Figure record listings
## Begin
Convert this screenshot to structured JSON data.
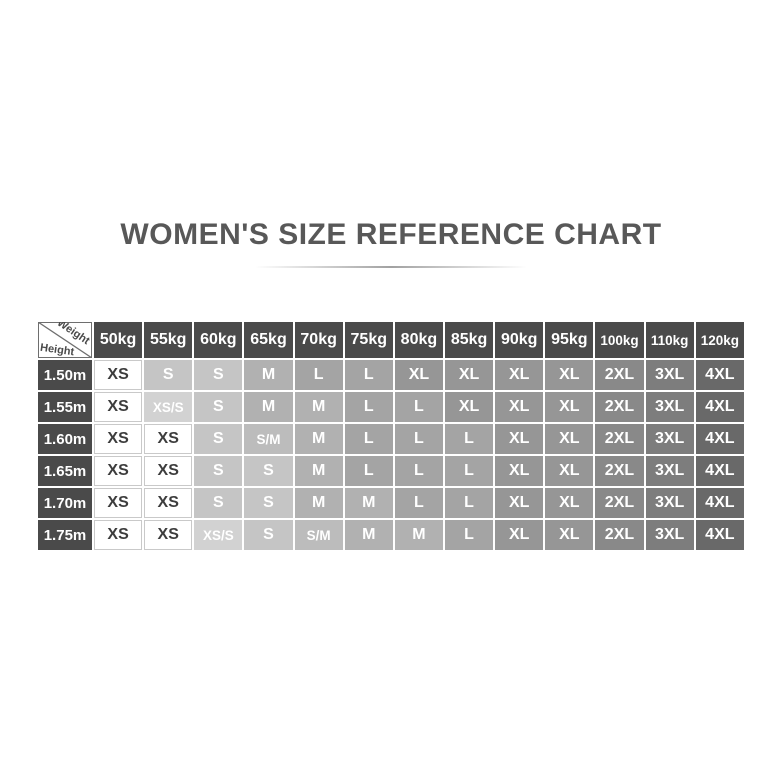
{
  "title": "WOMEN'S SIZE REFERENCE CHART",
  "table": {
    "corner": {
      "top_label": "Weight",
      "bottom_label": "Height"
    },
    "weights": [
      "50kg",
      "55kg",
      "60kg",
      "65kg",
      "70kg",
      "75kg",
      "80kg",
      "85kg",
      "90kg",
      "95kg",
      "100kg",
      "110kg",
      "120kg"
    ],
    "heights": [
      "1.50m",
      "1.55m",
      "1.60m",
      "1.65m",
      "1.70m",
      "1.75m"
    ],
    "rows": [
      [
        "XS",
        "S",
        "S",
        "M",
        "L",
        "L",
        "XL",
        "XL",
        "XL",
        "XL",
        "2XL",
        "3XL",
        "4XL"
      ],
      [
        "XS",
        "XS/S",
        "S",
        "M",
        "M",
        "L",
        "L",
        "XL",
        "XL",
        "XL",
        "2XL",
        "3XL",
        "4XL"
      ],
      [
        "XS",
        "XS",
        "S",
        "S/M",
        "M",
        "L",
        "L",
        "L",
        "XL",
        "XL",
        "2XL",
        "3XL",
        "4XL"
      ],
      [
        "XS",
        "XS",
        "S",
        "S",
        "M",
        "L",
        "L",
        "L",
        "XL",
        "XL",
        "2XL",
        "3XL",
        "4XL"
      ],
      [
        "XS",
        "XS",
        "S",
        "S",
        "M",
        "M",
        "L",
        "L",
        "XL",
        "XL",
        "2XL",
        "3XL",
        "4XL"
      ],
      [
        "XS",
        "XS",
        "XS/S",
        "S",
        "S/M",
        "M",
        "M",
        "L",
        "XL",
        "XL",
        "2XL",
        "3XL",
        "4XL"
      ]
    ]
  },
  "colors": {
    "header_bg": "#4a4a4a",
    "header_text": "#ffffff",
    "xs_cell_text": "#3d3d3d",
    "size_cell_text": "#ffffff",
    "title_text": "#585858",
    "size_shades": {
      "XS": "#ffffff",
      "XS/S": "#d2d2d2",
      "S": "#c5c5c5",
      "S/M": "#bcbcbc",
      "M": "#b1b1b1",
      "L": "#a4a4a4",
      "XL": "#969696",
      "2XL": "#898989",
      "3XL": "#7d7d7d",
      "4XL": "#696969"
    }
  }
}
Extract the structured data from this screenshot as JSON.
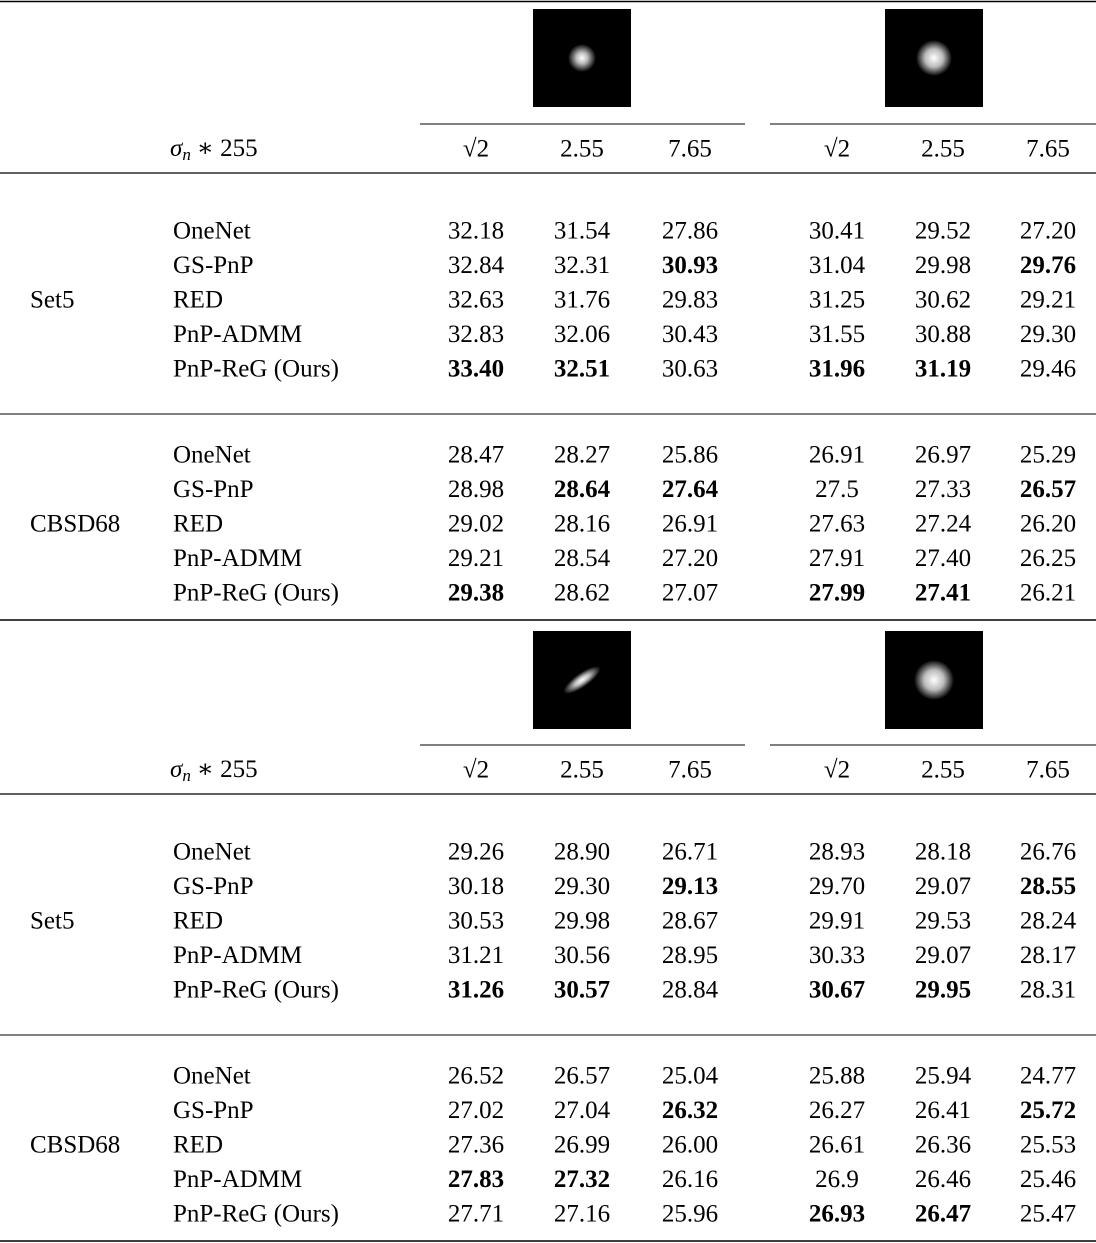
## End
▶ [TASK DESCRIPTION]:
Return every line from the records above that holds the word "JSON".

▶ [RESPONSE TO THE EXERCISE]:
Convert this screenshot to structured JSON data.
Extract the structured data from this screenshot as JSON.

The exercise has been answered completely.